[Dataset records]
* Start *

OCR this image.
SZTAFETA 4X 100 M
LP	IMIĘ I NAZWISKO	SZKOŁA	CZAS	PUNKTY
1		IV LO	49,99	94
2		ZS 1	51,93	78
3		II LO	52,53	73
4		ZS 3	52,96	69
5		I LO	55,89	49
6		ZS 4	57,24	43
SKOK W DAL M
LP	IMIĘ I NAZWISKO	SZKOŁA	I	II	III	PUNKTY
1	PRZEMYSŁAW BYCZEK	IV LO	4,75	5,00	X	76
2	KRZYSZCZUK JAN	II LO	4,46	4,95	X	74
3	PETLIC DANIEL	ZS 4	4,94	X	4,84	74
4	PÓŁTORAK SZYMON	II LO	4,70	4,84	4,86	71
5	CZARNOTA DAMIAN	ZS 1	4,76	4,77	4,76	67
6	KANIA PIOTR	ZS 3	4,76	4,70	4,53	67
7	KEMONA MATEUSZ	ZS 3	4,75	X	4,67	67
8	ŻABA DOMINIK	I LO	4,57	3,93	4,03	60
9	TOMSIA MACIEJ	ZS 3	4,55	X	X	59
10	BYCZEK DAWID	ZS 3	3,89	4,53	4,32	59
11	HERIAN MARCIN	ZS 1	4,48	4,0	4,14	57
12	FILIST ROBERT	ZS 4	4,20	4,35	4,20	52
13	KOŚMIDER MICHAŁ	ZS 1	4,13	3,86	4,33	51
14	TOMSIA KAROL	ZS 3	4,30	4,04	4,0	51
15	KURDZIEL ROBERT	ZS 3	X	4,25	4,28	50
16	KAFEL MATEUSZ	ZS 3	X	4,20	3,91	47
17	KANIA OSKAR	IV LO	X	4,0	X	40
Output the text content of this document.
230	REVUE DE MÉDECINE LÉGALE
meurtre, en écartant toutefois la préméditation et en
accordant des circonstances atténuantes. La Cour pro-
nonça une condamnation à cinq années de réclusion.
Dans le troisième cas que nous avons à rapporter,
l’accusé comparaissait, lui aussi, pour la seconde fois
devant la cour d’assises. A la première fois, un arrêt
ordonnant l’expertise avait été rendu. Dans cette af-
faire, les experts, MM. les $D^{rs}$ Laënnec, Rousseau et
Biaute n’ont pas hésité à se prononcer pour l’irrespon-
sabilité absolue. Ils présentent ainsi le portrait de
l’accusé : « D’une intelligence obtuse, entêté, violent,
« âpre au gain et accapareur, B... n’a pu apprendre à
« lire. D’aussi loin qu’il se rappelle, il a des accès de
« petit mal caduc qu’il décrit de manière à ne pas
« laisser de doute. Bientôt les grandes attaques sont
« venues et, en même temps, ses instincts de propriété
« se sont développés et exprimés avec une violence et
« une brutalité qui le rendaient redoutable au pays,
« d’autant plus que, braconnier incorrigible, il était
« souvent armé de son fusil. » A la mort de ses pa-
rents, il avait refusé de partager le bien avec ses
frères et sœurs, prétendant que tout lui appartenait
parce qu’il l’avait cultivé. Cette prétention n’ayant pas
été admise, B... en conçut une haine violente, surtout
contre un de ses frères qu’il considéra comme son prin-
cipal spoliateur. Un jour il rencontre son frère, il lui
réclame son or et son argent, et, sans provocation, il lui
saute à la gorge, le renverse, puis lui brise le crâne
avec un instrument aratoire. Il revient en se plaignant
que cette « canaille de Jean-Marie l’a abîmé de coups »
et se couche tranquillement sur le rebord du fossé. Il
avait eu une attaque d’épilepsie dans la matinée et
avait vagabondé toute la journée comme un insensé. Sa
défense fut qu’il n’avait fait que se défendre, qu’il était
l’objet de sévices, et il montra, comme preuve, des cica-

* End *

In the records above, collect each line with "SZKOŁA".

### FINAL RESULT
LP	IMIĘ I NAZWISKO	SZKOŁA	CZAS	PUNKTY
LP	IMIĘ I NAZWISKO	SZKOŁA	I	II	III	PUNKTY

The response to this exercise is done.